That death is a shadow of a shadow called life has long been the central tenet of many spiritual credos. Now hard-headed science—which often tends to dismiss spiritual insights as bromides, the equivalent of a psychological alka-seltzer—is coming around to share this view. In The Romeo Error, the noted British biologist-turned-author Lyall Watson explores the phenomenon of death, Hamlet’s “undiscover’d country from whose bourn no traveller returns”, and deconstructs it with the combined skills of cultural anthropology and biology. The title encapsulates the theme of the book, that death is a fictive device, a stage illusion.
- - - - - - -
* [Problem requirements] Return the part of the passage on The Romeo Error starting with "That death is a shadow" and going on through "a stage illusion.", copied word for word.
- - - - - - -
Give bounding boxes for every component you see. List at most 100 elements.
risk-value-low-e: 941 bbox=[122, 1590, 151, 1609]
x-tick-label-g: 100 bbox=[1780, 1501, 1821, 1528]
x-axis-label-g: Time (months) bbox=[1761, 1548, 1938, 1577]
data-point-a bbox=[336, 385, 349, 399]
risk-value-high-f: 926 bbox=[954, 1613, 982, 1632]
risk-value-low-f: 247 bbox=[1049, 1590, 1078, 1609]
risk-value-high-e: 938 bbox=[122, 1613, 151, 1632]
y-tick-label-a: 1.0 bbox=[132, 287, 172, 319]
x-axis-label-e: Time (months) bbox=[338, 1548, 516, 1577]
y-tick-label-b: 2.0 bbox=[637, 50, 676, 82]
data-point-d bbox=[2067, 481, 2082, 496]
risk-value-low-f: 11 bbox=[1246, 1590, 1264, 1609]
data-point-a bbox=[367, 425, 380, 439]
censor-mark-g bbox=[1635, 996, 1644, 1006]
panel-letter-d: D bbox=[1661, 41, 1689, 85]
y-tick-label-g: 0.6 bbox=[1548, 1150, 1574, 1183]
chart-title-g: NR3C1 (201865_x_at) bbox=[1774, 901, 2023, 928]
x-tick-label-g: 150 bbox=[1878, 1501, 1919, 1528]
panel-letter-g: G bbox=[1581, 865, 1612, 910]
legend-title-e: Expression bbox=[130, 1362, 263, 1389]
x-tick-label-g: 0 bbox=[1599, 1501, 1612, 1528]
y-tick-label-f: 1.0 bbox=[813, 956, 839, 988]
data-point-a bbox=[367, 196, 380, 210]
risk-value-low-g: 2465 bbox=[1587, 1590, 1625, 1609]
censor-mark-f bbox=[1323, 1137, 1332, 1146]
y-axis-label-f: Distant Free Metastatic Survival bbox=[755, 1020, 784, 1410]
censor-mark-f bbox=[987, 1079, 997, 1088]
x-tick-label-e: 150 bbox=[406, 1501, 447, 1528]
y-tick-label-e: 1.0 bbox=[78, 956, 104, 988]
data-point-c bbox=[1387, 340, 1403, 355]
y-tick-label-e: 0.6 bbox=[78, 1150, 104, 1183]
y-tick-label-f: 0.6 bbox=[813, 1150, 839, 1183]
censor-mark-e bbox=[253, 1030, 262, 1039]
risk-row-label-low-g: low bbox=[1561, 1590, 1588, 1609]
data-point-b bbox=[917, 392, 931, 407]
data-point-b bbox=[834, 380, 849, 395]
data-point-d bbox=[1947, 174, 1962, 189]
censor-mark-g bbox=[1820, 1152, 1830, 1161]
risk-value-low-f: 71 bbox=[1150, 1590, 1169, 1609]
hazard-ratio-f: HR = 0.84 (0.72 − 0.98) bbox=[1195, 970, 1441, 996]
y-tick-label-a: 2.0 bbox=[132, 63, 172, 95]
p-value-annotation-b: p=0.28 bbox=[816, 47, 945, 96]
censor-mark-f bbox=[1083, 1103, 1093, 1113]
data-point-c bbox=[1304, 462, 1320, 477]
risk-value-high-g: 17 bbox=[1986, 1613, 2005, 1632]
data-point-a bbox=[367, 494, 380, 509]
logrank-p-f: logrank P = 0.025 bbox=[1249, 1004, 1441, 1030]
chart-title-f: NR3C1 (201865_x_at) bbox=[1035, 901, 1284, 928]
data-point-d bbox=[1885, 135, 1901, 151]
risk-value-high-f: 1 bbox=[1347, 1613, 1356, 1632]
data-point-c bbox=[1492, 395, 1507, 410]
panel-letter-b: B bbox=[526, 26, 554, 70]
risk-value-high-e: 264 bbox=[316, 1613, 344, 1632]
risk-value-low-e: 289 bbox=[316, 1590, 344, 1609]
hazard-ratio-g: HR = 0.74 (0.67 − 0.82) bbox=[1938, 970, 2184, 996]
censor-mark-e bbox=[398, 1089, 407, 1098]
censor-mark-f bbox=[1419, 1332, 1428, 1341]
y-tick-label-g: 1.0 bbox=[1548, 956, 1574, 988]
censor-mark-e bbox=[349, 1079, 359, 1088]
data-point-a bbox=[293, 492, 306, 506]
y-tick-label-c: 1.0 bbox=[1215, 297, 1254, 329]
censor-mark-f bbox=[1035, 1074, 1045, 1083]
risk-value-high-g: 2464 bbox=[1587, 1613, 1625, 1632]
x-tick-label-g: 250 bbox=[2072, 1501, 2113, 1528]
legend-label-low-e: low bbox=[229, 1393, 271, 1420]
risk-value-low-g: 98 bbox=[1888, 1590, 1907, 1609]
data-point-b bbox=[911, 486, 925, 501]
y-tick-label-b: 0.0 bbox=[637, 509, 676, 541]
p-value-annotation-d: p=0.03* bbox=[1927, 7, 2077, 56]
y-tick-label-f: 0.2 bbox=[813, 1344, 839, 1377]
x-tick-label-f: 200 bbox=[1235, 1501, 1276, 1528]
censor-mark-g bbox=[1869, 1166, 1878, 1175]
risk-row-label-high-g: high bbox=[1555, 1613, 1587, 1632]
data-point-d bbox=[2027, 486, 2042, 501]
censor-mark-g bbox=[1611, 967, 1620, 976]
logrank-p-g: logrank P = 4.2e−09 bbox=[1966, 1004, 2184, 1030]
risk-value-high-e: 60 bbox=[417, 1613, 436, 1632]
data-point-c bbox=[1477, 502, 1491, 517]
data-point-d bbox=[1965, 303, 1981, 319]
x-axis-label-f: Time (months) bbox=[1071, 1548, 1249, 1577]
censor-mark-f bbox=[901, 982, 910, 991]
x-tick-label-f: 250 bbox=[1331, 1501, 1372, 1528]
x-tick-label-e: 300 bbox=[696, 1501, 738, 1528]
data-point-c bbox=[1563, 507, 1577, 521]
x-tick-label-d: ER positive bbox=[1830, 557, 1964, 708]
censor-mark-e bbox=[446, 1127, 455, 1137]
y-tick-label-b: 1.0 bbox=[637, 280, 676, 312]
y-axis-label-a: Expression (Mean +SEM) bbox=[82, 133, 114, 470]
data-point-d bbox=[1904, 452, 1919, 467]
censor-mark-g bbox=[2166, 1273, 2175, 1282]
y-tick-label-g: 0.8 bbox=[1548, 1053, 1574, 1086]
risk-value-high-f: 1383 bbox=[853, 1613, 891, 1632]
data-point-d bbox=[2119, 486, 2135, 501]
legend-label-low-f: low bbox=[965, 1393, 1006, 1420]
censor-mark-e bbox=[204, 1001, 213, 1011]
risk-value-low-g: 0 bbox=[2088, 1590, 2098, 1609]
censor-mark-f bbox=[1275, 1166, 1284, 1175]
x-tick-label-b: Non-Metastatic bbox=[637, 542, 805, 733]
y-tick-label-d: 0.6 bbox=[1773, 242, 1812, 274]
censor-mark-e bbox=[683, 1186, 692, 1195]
- - - - - - -
* [Response]
That death is a shadow of a shadow called life has long been the central tenet of many spiritual credos. Now hard-headed science—which often tends to dismiss spiritual insights as bromides, the equivalent of a psychological alka-seltzer—is coming around to share this view. In The Romeo Error, the noted British biologist-turned-author Lyall Watson explores the phenomenon of death, Hamlet’s “undiscover’d country from whose bourn no traveller returns”, and deconstructs it with the combined skills of cultural anthropology and biology. The title encapsulates the theme of the book, that death is a fictive device, a stage illusion.